= INSTRUCTION =
Quote the records in full and leave their pictures out.

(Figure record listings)

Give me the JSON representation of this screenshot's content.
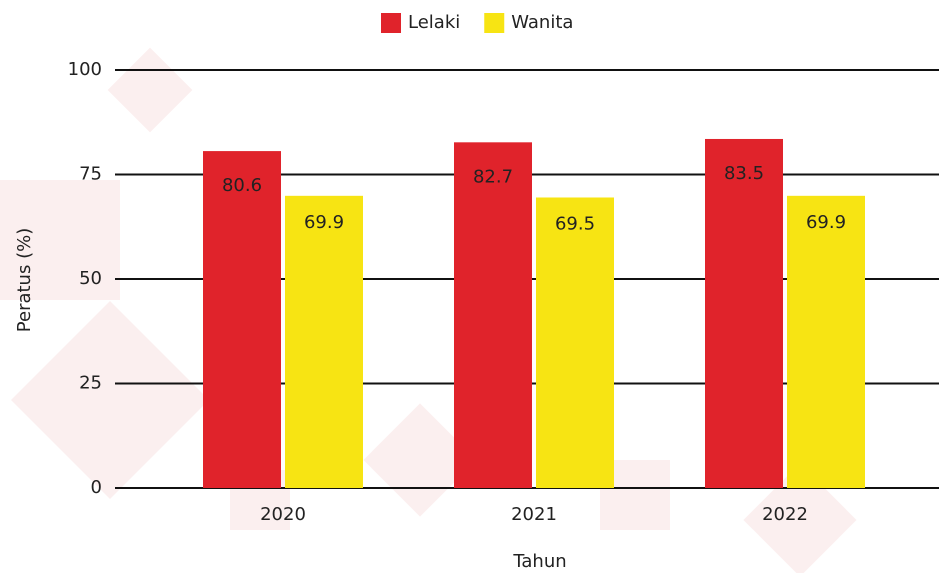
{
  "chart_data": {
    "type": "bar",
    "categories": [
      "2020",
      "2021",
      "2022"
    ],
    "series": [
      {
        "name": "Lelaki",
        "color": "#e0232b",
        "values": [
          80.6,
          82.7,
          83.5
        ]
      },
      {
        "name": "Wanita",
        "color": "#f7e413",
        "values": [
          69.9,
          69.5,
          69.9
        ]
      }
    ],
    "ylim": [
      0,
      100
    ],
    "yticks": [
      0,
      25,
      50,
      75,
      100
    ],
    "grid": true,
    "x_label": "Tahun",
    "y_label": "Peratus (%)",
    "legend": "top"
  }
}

= OUTPUT FOR THIS TASK =
Give me the JSON representation of this screenshot's content.
{
  "chart_data": {
    "type": "bar",
    "categories": [
      "2020",
      "2021",
      "2022"
    ],
    "series": [
      {
        "name": "Lelaki",
        "color": "#e0232b",
        "values": [
          80.6,
          82.7,
          83.5
        ]
      },
      {
        "name": "Wanita",
        "color": "#f7e413",
        "values": [
          69.9,
          69.5,
          69.9
        ]
      }
    ],
    "ylim": [
      0,
      100
    ],
    "yticks": [
      0,
      25,
      50,
      75,
      100
    ],
    "grid": true,
    "x_label": "Tahun",
    "y_label": "Peratus (%)",
    "legend": "top"
  }
}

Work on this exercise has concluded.